Reproduce each line exactly.

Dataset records
--------------------------------------------------
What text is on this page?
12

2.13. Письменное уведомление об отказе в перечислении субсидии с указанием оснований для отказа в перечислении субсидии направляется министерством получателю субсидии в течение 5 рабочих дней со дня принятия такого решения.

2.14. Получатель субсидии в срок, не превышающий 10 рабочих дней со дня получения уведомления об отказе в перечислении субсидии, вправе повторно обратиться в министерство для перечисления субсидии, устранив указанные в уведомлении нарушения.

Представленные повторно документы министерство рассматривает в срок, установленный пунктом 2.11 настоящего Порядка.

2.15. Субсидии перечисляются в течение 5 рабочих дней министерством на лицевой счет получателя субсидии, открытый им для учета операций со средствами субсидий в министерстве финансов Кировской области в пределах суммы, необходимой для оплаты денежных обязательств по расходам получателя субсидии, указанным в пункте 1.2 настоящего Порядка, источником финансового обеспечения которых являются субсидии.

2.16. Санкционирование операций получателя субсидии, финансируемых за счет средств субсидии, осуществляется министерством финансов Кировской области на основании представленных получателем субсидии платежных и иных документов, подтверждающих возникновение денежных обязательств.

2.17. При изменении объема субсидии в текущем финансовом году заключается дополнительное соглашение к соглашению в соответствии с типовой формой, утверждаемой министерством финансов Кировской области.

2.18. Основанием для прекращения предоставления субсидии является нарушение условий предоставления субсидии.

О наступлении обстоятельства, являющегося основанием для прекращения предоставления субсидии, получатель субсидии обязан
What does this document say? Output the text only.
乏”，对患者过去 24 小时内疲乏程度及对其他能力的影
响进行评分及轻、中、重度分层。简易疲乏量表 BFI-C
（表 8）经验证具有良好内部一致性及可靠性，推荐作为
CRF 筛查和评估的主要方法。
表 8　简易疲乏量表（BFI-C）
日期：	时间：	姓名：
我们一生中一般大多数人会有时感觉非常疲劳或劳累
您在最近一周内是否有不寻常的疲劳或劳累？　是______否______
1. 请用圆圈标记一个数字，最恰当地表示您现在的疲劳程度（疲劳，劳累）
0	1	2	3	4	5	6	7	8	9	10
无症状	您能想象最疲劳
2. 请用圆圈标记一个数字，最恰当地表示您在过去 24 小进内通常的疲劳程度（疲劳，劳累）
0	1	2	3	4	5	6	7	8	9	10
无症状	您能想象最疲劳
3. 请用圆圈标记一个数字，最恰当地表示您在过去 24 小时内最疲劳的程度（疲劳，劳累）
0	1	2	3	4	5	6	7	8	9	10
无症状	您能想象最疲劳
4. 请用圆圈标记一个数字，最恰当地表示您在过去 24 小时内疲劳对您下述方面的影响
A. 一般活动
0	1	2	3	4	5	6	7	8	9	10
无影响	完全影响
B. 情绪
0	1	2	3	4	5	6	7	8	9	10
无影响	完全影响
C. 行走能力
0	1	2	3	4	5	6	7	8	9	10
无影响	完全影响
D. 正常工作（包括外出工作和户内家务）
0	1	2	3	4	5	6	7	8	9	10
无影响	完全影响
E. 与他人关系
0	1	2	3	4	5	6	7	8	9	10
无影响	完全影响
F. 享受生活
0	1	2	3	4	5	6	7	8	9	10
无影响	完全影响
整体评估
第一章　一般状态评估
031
--------------------------------------------------
## Response to the task
What text is on this page?
12

2.13. Письменное уведомление об отказе в перечислении субсидии с указанием оснований для отказа в перечислении субсидии направляется министерством получателю субсидии в течение 5 рабочих дней со дня принятия такого решения.

2.14. Получатель субсидии в срок, не превышающий 10 рабочих дней со дня получения уведомления об отказе в перечислении субсидии, вправе повторно обратиться в министерство для перечисления субсидии, устранив указанные в уведомлении нарушения.

Представленные повторно документы министерство рассматривает в срок, установленный пунктом 2.11 настоящего Порядка.

2.15. Субсидии перечисляются в течение 5 рабочих дней министерством на лицевой счет получателя субсидии, открытый им для учета операций со средствами субсидий в министерстве финансов Кировской области в пределах суммы, необходимой для оплаты денежных обязательств по расходам получателя субсидии, указанным в пункте 1.2 настоящего Порядка, источником финансового обеспечения которых являются субсидии.

2.16. Санкционирование операций получателя субсидии, финансируемых за счет средств субсидии, осуществляется министерством финансов Кировской области на основании представленных получателем субсидии платежных и иных документов, подтверждающих возникновение денежных обязательств.

2.17. При изменении объема субсидии в текущем финансовом году заключается дополнительное соглашение к соглашению в соответствии с типовой формой, утверждаемой министерством финансов Кировской области.

2.18. Основанием для прекращения предоставления субсидии является нарушение условий предоставления субсидии.

О наступлении обстоятельства, являющегося основанием для прекращения предоставления субсидии, получатель субсидии обязан
What does this document say? Output the text only.
乏”，对患者过去 24 小时内疲乏程度及对其他能力的影
响进行评分及轻、中、重度分层。简易疲乏量表 BFI-C
（表 8）经验证具有良好内部一致性及可靠性，推荐作为
CRF 筛查和评估的主要方法。
表 8　简易疲乏量表（BFI-C）
日期：	时间：	姓名：
我们一生中一般大多数人会有时感觉非常疲劳或劳累
您在最近一周内是否有不寻常的疲劳或劳累？　是______否______
1. 请用圆圈标记一个数字，最恰当地表示您现在的疲劳程度（疲劳，劳累）
0	1	2	3	4	5	6	7	8	9	10
无症状	您能想象最疲劳
2. 请用圆圈标记一个数字，最恰当地表示您在过去 24 小进内通常的疲劳程度（疲劳，劳累）
0	1	2	3	4	5	6	7	8	9	10
无症状	您能想象最疲劳
3. 请用圆圈标记一个数字，最恰当地表示您在过去 24 小时内最疲劳的程度（疲劳，劳累）
0	1	2	3	4	5	6	7	8	9	10
无症状	您能想象最疲劳
4. 请用圆圈标记一个数字，最恰当地表示您在过去 24 小时内疲劳对您下述方面的影响
A. 一般活动
0	1	2	3	4	5	6	7	8	9	10
无影响	完全影响
B. 情绪
0	1	2	3	4	5	6	7	8	9	10
无影响	完全影响
C. 行走能力
0	1	2	3	4	5	6	7	8	9	10
无影响	完全影响
D. 正常工作（包括外出工作和户内家务）
0	1	2	3	4	5	6	7	8	9	10
无影响	完全影响
E. 与他人关系
0	1	2	3	4	5	6	7	8	9	10
无影响	完全影响
F. 享受生活
0	1	2	3	4	5	6	7	8	9	10
无影响	完全影响
整体评估
第一章　一般状态评估
031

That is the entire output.